Source records:
-- start --

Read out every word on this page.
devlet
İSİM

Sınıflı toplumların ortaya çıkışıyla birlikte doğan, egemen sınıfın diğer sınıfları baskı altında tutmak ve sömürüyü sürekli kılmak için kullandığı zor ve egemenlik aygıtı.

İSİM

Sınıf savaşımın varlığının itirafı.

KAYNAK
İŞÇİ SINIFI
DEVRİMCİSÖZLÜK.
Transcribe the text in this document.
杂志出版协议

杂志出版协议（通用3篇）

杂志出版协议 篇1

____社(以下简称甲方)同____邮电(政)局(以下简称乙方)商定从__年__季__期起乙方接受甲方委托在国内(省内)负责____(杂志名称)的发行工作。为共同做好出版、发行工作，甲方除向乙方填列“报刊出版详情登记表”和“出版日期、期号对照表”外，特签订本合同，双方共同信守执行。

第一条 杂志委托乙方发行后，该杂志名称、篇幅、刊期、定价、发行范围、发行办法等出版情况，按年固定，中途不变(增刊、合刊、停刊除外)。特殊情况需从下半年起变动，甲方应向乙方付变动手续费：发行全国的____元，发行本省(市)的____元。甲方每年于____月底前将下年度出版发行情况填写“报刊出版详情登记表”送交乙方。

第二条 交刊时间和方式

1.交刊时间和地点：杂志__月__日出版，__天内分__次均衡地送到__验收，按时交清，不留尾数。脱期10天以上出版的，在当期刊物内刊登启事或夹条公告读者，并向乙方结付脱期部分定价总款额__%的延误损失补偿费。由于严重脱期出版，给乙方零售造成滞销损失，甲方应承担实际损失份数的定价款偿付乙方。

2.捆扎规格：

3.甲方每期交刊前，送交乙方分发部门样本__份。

-- end --

**THE REQUEST**
Write out every entry verbatim.

**SOLVED EXERCISE**
Read out every word on this page.
devlet
İSİM

Sınıflı toplumların ortaya çıkışıyla birlikte doğan, egemen sınıfın diğer sınıfları baskı altında tutmak ve sömürüyü sürekli kılmak için kullandığı zor ve egemenlik aygıtı.

İSİM

Sınıf savaşımın varlığının itirafı.

KAYNAK
İŞÇİ SINIFI
DEVRİMCİSÖZLÜK.
Transcribe the text in this document.
杂志出版协议

杂志出版协议（通用3篇）

杂志出版协议 篇1

____社(以下简称甲方)同____邮电(政)局(以下简称乙方)商定从__年__季__期起乙方接受甲方委托在国内(省内)负责____(杂志名称)的发行工作。为共同做好出版、发行工作，甲方除向乙方填列“报刊出版详情登记表”和“出版日期、期号对照表”外，特签订本合同，双方共同信守执行。

第一条 杂志委托乙方发行后，该杂志名称、篇幅、刊期、定价、发行范围、发行办法等出版情况，按年固定，中途不变(增刊、合刊、停刊除外)。特殊情况需从下半年起变动，甲方应向乙方付变动手续费：发行全国的____元，发行本省(市)的____元。甲方每年于____月底前将下年度出版发行情况填写“报刊出版详情登记表”送交乙方。

第二条 交刊时间和方式

1.交刊时间和地点：杂志__月__日出版，__天内分__次均衡地送到__验收，按时交清，不留尾数。脱期10天以上出版的，在当期刊物内刊登启事或夹条公告读者，并向乙方结付脱期部分定价总款额__%的延误损失补偿费。由于严重脱期出版，给乙方零售造成滞销损失，甲方应承担实际损失份数的定价款偿付乙方。

2.捆扎规格：

3.甲方每期交刊前，送交乙方分发部门样本__份。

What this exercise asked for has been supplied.